### EXERCISE DETAILS
From the entries below, copy out every line with "индивидуальных" in it.

--- START RECORDS FOR THE TASK ---

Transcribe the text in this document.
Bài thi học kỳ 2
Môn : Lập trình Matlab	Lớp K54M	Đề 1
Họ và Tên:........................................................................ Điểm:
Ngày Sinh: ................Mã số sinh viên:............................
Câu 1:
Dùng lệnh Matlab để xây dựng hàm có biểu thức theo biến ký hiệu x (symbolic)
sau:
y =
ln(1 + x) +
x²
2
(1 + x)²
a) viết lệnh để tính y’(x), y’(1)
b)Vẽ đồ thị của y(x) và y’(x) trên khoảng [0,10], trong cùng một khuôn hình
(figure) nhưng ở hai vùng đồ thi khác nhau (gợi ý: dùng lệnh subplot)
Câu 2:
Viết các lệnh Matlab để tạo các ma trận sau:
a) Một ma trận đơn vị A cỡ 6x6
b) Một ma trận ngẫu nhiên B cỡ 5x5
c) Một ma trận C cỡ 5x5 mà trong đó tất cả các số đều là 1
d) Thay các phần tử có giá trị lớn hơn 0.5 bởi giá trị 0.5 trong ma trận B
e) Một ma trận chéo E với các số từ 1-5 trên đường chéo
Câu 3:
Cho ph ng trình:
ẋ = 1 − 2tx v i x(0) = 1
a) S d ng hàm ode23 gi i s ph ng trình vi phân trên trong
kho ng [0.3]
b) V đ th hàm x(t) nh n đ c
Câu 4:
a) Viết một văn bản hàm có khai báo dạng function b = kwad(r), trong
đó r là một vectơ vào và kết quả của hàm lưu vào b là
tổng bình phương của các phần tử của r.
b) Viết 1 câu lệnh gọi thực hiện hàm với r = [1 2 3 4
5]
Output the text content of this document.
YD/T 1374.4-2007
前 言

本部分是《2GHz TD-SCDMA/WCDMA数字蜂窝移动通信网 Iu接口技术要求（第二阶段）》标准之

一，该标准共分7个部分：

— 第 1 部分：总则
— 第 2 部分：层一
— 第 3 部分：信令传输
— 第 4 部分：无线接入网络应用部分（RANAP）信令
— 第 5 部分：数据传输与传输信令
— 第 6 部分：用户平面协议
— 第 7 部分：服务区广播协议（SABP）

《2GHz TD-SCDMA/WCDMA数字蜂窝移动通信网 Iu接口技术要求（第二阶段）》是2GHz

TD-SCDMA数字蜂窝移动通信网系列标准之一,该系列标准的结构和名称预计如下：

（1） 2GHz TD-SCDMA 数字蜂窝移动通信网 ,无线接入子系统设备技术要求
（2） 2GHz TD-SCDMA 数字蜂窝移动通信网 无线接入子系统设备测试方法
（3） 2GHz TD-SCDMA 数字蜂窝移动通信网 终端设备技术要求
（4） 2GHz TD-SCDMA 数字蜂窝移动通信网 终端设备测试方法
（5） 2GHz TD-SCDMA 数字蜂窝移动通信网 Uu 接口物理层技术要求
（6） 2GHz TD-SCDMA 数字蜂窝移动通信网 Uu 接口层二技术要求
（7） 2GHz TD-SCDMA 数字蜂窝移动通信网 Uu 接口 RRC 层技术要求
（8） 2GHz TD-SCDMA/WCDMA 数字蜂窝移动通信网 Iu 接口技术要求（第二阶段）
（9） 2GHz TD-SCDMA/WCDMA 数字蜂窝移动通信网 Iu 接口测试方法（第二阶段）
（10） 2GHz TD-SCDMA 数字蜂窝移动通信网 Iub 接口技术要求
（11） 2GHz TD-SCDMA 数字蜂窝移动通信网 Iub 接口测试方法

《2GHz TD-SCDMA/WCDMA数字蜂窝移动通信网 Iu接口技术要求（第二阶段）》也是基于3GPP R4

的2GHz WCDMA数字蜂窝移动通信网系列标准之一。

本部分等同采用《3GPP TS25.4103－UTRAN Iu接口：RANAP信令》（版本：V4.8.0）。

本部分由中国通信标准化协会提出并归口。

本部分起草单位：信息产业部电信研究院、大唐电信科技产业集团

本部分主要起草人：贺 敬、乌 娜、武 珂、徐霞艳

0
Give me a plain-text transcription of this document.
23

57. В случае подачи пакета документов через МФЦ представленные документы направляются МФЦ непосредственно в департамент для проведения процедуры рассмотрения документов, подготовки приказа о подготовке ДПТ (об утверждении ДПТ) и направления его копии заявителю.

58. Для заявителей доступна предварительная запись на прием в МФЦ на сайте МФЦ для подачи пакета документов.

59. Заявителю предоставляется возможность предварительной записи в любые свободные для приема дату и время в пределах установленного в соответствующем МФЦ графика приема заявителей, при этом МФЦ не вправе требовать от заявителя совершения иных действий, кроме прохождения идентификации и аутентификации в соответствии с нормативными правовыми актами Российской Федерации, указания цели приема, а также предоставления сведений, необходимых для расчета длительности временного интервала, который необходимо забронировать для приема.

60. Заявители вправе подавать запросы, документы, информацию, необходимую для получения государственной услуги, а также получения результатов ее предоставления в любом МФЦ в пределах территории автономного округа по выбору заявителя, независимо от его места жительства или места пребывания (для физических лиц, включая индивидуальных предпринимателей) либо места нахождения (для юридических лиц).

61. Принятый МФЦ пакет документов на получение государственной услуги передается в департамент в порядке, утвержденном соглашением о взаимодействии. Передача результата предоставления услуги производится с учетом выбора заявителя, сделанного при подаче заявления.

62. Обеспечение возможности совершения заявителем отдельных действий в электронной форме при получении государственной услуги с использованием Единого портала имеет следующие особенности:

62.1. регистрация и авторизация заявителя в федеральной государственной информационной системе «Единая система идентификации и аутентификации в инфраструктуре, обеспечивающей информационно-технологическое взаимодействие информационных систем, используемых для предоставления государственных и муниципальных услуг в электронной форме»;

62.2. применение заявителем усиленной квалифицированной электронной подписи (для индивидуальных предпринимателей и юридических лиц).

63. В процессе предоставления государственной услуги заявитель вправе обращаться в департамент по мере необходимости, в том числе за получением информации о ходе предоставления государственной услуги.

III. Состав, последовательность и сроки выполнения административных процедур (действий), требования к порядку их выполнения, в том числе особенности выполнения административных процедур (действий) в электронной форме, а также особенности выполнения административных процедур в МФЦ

--- END RECORDS FOR THE TASK ---

### WORKED SOLUTION
60. Заявители вправе подавать запросы, документы, информацию, необходимую для получения государственной услуги, а также получения результатов ее предоставления в любом МФЦ в пределах территории автономного округа по выбору заявителя, независимо от его места жительства или места пребывания (для физических лиц, включая индивидуальных предпринимателей) либо места нахождения (для юридических лиц).
62.2. применение заявителем усиленной квалифицированной электронной подписи (для индивидуальных предпринимателей и юридических лиц).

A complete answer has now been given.